***** Dataset excerpts *****
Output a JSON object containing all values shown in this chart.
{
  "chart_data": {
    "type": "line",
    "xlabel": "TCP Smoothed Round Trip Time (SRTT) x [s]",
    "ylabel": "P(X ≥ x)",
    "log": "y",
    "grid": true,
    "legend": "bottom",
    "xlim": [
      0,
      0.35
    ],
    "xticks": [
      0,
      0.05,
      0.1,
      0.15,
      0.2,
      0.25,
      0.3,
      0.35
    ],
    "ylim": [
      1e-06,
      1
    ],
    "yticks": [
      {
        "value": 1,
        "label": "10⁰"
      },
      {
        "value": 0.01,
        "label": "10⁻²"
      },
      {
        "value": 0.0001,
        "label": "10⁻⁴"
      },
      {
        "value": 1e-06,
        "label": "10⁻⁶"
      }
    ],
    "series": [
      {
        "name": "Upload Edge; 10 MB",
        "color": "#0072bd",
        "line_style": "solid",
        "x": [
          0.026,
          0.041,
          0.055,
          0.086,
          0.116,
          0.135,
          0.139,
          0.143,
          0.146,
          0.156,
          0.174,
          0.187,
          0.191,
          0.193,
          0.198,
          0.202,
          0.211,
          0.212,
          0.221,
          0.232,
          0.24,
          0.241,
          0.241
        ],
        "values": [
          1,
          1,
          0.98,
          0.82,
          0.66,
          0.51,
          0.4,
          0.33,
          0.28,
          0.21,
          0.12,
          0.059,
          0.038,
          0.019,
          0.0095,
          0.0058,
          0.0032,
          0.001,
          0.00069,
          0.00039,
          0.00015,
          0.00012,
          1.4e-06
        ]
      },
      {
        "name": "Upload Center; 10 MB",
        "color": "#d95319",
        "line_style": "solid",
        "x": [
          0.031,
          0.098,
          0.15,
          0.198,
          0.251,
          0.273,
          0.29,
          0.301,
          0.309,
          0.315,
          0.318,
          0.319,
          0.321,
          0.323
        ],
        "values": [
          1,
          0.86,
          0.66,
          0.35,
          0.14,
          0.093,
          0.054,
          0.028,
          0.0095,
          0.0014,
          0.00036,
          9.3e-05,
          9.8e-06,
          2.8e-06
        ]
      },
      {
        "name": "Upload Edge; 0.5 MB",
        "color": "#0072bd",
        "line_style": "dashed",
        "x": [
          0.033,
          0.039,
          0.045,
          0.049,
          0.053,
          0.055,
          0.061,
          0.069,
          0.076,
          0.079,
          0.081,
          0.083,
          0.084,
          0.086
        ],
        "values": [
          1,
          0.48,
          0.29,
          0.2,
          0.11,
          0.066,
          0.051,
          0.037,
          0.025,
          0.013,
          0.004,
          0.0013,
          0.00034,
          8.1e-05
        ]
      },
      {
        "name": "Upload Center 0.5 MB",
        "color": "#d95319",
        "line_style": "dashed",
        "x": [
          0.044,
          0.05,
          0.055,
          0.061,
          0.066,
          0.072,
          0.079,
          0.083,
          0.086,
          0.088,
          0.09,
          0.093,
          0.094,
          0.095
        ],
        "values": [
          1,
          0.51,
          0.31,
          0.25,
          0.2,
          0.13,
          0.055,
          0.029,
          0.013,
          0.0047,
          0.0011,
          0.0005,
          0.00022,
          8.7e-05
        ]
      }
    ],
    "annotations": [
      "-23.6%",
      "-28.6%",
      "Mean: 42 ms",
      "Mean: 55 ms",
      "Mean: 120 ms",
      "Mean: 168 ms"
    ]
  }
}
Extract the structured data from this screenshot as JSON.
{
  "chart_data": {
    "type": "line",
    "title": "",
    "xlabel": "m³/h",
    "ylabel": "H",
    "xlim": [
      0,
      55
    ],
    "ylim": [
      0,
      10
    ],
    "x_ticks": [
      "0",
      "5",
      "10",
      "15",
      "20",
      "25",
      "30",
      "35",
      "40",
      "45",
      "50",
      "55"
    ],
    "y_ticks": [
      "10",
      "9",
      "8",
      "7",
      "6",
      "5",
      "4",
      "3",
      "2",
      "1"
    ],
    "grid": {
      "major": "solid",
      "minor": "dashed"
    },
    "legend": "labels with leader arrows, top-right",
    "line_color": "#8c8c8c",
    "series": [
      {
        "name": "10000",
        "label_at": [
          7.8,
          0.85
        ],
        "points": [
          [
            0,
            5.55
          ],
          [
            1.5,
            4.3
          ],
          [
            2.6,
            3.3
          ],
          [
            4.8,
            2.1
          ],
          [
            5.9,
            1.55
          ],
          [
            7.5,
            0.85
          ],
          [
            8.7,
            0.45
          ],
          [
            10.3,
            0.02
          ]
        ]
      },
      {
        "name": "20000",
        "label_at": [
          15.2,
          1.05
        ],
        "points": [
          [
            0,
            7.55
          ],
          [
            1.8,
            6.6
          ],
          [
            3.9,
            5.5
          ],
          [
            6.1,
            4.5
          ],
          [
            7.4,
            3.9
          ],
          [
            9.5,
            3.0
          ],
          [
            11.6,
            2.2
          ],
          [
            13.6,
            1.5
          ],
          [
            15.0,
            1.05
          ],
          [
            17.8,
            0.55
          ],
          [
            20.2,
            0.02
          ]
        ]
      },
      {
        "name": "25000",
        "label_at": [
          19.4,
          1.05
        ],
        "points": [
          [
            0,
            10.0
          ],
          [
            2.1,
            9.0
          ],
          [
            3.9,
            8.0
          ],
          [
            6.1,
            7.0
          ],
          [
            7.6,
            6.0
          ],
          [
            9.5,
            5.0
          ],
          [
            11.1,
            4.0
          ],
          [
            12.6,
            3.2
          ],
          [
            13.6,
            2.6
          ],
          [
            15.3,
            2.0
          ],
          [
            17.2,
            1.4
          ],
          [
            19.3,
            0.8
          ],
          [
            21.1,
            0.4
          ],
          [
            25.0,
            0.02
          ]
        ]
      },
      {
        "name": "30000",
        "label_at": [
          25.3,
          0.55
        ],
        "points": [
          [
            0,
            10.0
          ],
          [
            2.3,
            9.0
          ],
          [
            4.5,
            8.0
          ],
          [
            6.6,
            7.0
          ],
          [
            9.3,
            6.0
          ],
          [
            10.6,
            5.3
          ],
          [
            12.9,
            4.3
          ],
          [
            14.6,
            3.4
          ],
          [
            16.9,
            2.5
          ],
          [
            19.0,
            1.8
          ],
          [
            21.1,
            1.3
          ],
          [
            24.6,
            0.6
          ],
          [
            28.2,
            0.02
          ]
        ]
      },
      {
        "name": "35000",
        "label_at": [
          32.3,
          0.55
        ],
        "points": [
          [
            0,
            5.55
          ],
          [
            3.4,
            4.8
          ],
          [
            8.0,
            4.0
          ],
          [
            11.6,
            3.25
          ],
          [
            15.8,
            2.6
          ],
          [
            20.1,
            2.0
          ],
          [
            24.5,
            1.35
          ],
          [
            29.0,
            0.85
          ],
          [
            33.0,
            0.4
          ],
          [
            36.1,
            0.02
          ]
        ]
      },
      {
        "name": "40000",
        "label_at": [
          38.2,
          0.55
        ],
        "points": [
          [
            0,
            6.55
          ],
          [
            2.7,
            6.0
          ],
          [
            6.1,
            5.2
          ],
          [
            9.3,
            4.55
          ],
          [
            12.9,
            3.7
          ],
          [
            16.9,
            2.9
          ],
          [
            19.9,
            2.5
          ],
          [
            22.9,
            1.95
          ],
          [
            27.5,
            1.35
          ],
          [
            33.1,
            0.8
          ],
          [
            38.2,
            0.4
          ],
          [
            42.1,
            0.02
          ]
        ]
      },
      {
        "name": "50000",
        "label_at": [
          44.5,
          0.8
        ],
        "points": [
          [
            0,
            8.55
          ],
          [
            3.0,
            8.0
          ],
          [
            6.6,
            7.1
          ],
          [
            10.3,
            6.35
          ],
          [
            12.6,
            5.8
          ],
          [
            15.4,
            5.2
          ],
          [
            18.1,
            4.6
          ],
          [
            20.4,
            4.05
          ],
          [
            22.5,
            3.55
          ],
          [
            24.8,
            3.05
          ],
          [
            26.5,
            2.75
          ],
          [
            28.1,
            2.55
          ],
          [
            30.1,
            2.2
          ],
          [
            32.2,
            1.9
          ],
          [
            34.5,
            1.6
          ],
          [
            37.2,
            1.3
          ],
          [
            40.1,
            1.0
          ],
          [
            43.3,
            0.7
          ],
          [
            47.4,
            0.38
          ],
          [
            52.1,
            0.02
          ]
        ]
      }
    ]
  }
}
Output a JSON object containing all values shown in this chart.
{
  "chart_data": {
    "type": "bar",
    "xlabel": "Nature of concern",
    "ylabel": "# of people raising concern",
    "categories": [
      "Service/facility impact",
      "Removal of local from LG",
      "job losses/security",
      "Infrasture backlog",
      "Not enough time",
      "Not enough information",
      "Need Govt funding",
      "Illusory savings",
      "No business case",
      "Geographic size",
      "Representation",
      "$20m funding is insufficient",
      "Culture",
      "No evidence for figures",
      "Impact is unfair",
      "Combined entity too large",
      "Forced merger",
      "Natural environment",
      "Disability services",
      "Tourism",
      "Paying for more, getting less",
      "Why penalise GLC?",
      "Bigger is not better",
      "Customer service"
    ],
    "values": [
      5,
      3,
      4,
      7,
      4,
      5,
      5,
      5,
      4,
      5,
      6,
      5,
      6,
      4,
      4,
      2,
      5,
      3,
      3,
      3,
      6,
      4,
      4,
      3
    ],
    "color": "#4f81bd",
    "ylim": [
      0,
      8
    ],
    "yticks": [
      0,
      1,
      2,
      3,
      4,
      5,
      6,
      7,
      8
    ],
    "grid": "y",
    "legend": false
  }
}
*****
• **What is expected**:
State, as a number only, how many lines in the entries include "Edge".

• **Full response**:
2